Request: Pick up the piece below on Phipps Conservatory's water-use reduction after its final sentence and carry it forward.

Excerpted passage:

+-------+

2015 Winner: Take Me to the River

The greatest percentage reduction in indoor and outdoor potable water use.

Who led the charge

Richard V. Piacentini                Executive Director, Phipps Conservatory and Botanical Gardens

 

Leading the green transformation of Phipps since 1994, Richard Piacentini focuses on the critical connection between people and plants, particularly as it relates to human and environmental wellness. He serves as Chair of the International Living Future Institute™ (ILFI) board and is a past president of the American Public Gardens Association. Piacentini has received numerous professional honors, including the ILFI and U.S. Green Building Council leadership awards.

    EXPERT ADVICE

  • Systematically assess and rehabilitate water systems                                                                 
  • Be willing to push the envelope by trying new and/or unconventional sustainability methods

Phipps Conservatory and Botanical Gardens Reduces Water FootprinT

 

When asked to call out the most special aspect of Phipps Conservatory and Botanical Gardens’ campus-wide potable water-use reduction program, Richard V. Piacentini, Phipps’ executive director, doesn’t hesitate. “It’s our commitment to knowing that we need to walk the walk in everything we do,” he says.

+-------+

Data shown:
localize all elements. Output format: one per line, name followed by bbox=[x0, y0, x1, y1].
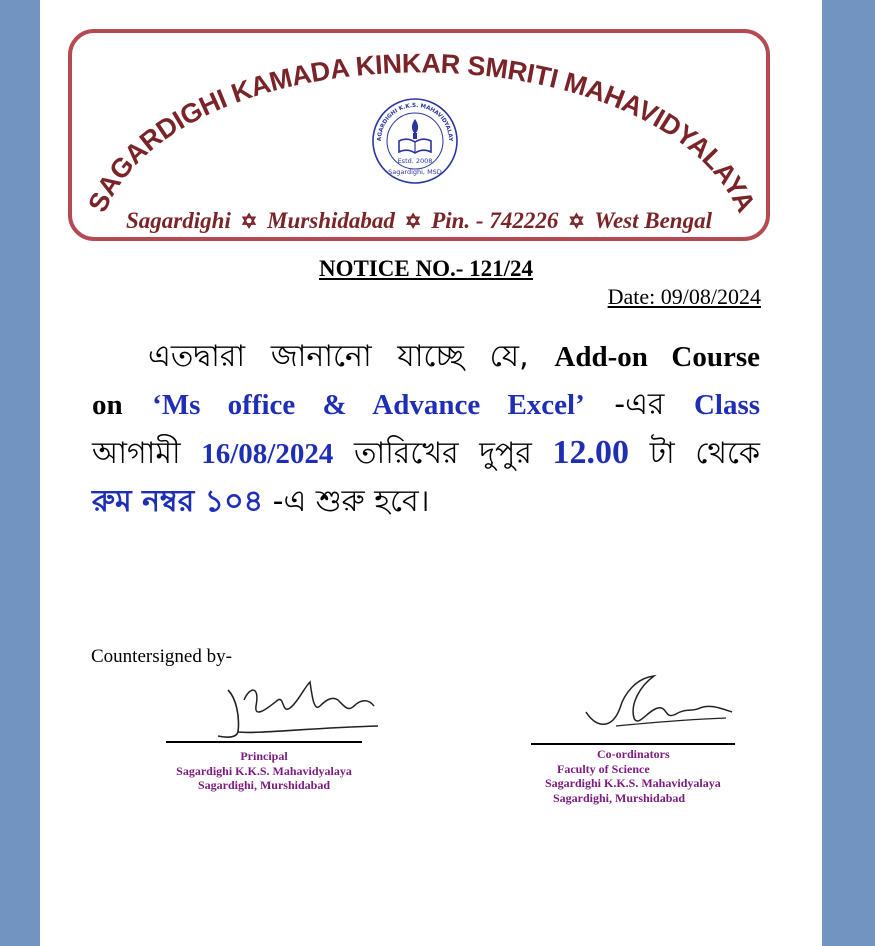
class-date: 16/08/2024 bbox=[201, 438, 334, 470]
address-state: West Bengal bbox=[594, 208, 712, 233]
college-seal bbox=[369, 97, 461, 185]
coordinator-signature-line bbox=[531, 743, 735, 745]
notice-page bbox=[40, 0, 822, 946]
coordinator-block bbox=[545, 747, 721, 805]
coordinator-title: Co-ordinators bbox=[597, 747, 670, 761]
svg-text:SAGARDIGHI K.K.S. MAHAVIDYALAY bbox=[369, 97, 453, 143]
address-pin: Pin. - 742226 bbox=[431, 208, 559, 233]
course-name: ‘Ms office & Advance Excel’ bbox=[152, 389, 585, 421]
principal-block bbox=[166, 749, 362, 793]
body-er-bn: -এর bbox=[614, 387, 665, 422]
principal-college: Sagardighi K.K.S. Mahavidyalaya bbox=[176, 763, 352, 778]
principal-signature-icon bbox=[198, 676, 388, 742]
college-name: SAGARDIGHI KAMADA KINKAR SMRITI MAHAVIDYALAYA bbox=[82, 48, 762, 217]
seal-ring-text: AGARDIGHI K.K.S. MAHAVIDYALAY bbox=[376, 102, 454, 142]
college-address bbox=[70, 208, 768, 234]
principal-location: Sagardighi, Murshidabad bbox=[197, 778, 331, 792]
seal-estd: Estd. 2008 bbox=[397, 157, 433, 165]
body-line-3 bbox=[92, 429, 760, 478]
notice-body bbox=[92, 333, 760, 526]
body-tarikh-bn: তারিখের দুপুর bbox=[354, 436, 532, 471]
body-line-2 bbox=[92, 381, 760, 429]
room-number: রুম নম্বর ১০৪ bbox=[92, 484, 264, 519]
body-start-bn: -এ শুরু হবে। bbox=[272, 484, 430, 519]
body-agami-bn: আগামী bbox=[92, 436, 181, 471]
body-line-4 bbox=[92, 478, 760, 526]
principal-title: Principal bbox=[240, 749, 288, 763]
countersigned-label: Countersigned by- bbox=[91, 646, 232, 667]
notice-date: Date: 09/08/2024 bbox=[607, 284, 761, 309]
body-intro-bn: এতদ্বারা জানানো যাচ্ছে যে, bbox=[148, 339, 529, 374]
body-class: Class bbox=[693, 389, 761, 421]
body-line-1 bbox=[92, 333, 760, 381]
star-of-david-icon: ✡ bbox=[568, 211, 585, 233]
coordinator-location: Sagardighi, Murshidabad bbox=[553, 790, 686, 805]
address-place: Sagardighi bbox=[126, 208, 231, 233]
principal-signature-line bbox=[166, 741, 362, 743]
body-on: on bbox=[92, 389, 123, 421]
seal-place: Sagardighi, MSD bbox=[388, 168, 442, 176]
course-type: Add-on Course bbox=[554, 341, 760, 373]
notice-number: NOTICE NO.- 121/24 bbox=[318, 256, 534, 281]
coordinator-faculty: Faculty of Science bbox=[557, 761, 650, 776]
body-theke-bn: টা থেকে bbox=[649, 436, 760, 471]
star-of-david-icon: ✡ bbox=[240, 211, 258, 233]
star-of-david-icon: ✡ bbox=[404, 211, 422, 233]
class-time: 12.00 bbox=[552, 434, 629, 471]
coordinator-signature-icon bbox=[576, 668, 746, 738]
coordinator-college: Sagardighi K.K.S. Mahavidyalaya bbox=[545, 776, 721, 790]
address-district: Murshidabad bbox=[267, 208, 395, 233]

+-------+

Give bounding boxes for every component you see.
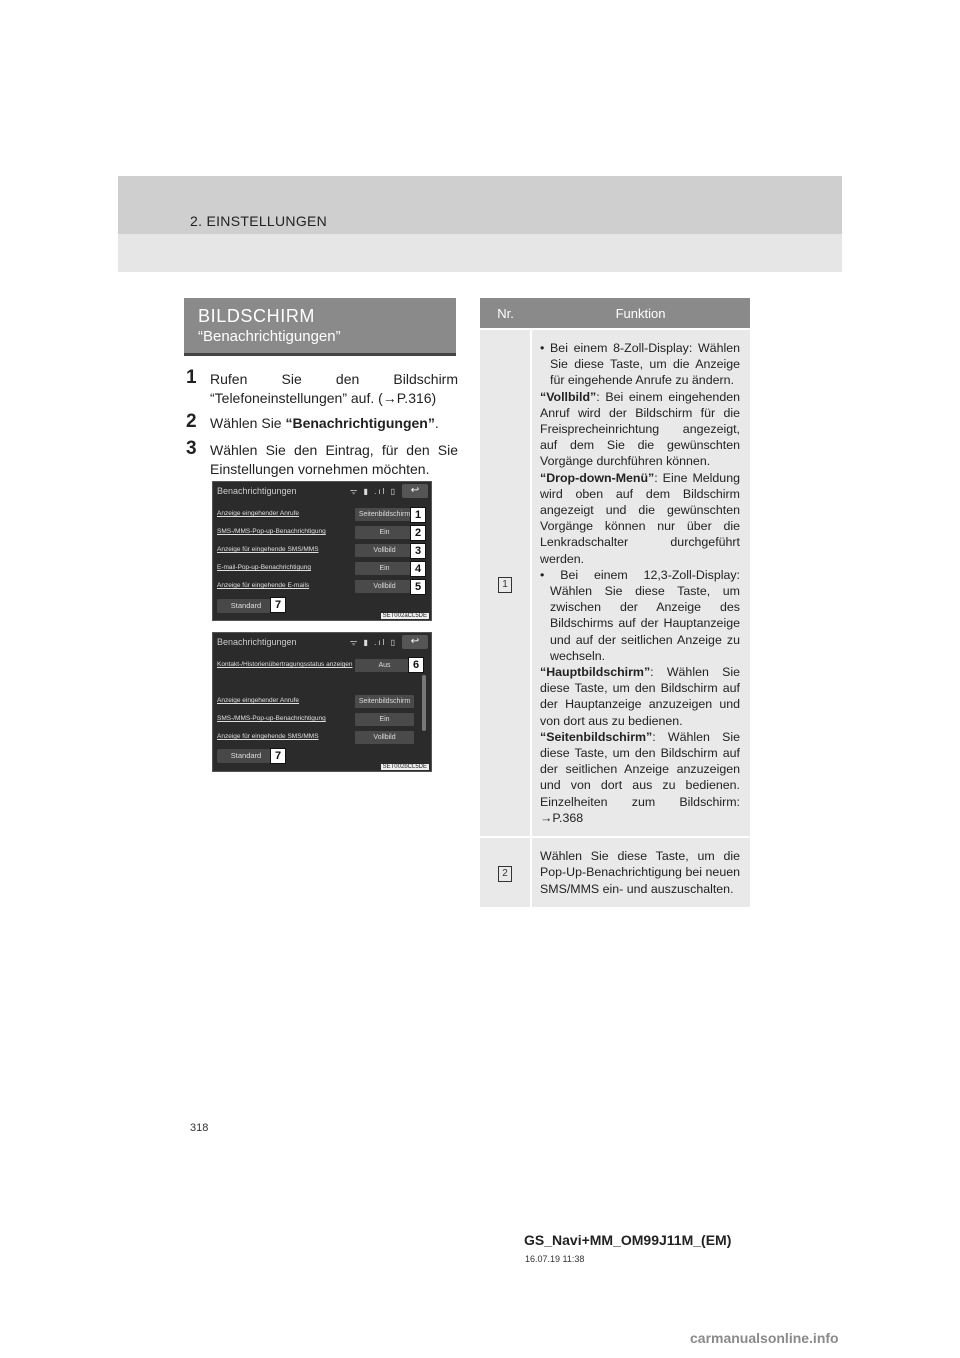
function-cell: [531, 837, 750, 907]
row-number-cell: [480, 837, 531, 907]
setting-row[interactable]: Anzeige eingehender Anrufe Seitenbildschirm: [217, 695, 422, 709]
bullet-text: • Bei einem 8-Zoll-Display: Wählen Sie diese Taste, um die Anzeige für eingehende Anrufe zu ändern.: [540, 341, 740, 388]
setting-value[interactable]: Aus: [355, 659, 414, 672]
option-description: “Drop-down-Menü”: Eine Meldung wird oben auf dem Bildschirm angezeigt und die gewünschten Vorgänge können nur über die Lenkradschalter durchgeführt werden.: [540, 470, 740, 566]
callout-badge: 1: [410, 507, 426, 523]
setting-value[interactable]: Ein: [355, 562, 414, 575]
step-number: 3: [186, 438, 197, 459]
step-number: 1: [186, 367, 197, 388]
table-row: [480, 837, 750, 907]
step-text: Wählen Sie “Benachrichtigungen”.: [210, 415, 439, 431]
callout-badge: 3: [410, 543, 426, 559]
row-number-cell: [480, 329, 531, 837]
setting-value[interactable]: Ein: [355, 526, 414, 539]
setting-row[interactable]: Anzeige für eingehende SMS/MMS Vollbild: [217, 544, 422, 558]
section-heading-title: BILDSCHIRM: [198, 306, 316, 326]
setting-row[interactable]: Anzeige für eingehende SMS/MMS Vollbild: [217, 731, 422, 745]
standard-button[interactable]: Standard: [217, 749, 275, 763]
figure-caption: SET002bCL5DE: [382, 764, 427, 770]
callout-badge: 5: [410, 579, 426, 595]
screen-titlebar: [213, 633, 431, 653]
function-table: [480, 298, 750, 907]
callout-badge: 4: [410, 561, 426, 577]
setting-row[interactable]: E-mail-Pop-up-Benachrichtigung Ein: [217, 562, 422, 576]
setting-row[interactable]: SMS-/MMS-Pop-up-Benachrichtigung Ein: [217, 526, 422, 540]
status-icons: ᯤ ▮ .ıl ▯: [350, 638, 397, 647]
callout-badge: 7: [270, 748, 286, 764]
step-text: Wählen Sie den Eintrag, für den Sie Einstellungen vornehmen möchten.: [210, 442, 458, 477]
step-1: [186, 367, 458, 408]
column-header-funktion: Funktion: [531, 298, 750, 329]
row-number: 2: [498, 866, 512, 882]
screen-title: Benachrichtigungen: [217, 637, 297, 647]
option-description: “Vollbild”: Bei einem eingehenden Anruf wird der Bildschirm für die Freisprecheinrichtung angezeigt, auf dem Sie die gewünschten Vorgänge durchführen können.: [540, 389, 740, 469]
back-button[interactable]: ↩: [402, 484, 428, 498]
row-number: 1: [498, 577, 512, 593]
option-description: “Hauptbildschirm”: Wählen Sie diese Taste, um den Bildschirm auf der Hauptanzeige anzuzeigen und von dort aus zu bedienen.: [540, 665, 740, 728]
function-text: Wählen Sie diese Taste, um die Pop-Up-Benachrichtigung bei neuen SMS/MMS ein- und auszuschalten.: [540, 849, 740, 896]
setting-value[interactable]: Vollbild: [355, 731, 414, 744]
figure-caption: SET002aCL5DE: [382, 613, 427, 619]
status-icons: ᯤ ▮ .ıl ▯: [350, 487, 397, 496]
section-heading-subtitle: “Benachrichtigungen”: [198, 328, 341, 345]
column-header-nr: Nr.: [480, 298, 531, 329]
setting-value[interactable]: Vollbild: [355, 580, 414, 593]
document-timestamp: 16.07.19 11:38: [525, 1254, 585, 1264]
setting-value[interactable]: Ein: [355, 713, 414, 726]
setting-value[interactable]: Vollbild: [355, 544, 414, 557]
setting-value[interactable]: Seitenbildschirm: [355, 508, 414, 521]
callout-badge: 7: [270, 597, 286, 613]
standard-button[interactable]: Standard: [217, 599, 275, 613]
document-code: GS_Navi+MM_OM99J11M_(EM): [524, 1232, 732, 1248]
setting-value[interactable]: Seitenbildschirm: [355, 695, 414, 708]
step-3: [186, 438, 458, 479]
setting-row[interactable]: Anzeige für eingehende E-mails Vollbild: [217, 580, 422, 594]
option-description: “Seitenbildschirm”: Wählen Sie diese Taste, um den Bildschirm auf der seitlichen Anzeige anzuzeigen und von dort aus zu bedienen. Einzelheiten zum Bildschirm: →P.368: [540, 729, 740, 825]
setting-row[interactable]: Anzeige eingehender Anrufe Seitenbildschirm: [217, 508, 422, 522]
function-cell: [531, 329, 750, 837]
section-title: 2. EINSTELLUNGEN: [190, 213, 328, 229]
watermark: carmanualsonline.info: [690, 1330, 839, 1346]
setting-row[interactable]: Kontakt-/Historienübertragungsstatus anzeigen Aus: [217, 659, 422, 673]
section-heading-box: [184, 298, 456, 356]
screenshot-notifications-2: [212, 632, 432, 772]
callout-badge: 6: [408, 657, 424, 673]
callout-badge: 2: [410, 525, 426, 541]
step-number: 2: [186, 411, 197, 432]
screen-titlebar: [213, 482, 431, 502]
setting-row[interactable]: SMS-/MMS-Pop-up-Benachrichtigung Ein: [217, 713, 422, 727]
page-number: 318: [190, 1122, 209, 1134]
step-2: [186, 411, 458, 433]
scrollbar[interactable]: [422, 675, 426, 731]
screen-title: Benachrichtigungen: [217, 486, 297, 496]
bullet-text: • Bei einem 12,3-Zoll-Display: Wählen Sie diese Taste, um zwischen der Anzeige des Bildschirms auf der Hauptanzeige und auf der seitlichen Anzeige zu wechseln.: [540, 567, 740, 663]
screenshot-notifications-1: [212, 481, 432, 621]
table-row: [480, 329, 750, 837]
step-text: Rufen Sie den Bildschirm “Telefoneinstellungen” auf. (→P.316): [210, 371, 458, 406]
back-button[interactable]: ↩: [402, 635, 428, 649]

+-------+

In response:
As Piacentini knows, it takes a lot of water to make a garden grow. And when that garden is Pittsburgh’s Phipps, the water footprint can be significant. After installing water meters in 2012, management at the 122-year-old, nonprofit public garden confirmed its annual consumption of about 12.5 million gallons of water.  Acting on this data, Phipps implemented a successful campus-wide project to reduce potable water use, including installation of automated control boards, timers, and level sensors to decrease water waste.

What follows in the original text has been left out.